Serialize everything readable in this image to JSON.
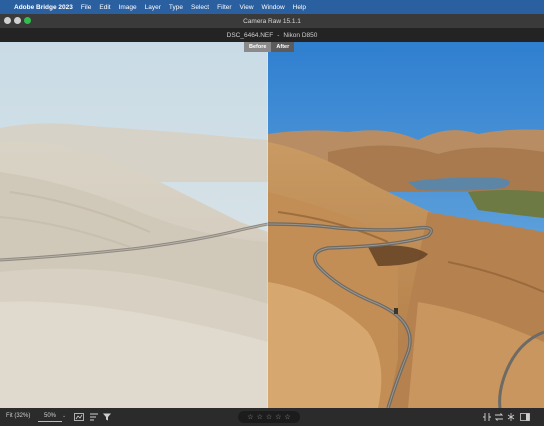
{
  "menubar": {
    "app_name": "Adobe Bridge 2023",
    "items": [
      "File",
      "Edit",
      "Image",
      "Layer",
      "Type",
      "Select",
      "Filter",
      "View",
      "Window",
      "Help"
    ]
  },
  "window": {
    "title": "Camera Raw 15.1.1"
  },
  "file_info": {
    "filename": "DSC_6464.NEF",
    "separator": "-",
    "camera": "Nikon D850"
  },
  "compare": {
    "before_label": "Before",
    "after_label": "After"
  },
  "bottom": {
    "fit_label": "Fit (32%)",
    "zoom_value": "50%",
    "stars": [
      "☆",
      "☆",
      "☆",
      "☆",
      "☆"
    ]
  },
  "colors": {
    "menubar_bg": "#2a5fa0",
    "traffic_max": "#2fbf4a"
  }
}
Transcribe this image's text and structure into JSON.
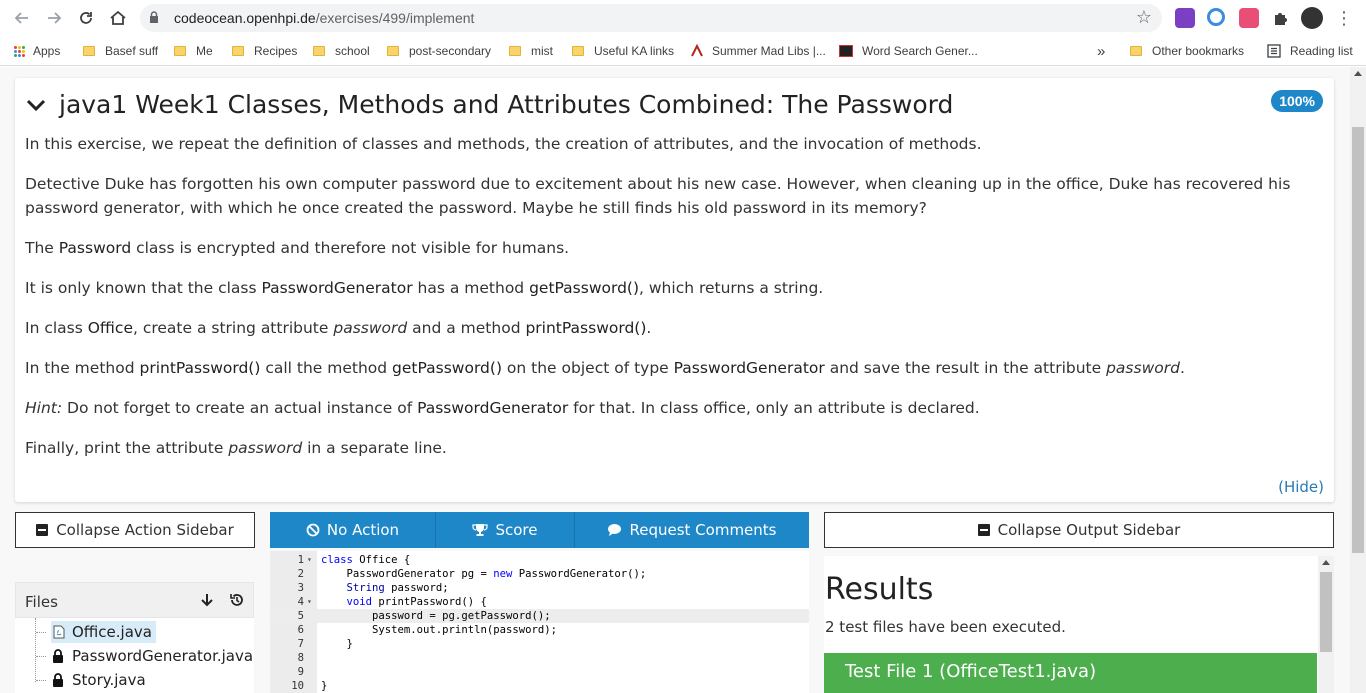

———

(DESCRIPTION OF THE TASK):
Quote the preceding listing precisely and completely, omitting its images.

(RESPONSE BELOW):
Serialize everything readable in this image to JSON.
{
  "menubar": {
    "app_name": "Adobe Bridge 2023",
    "items": [
      "File",
      "Edit",
      "Image",
      "Layer",
      "Type",
      "Select",
      "Filter",
      "View",
      "Window",
      "Help"
    ]
  },
  "window": {
    "title": "Camera Raw 15.1.1"
  },
  "file_info": {
    "filename": "DSC_6464.NEF",
    "separator": "-",
    "camera": "Nikon D850"
  },
  "compare": {
    "before_label": "Before",
    "after_label": "After"
  },
  "bottom": {
    "fit_label": "Fit (32%)",
    "zoom_value": "50%",
    "stars": [
      "☆",
      "☆",
      "☆",
      "☆",
      "☆"
    ]
  },
  "colors": {
    "menubar_bg": "#2a5fa0",
    "traffic_max": "#2fbf4a"
  }
}
Transcribe this image's text and structure into JSON.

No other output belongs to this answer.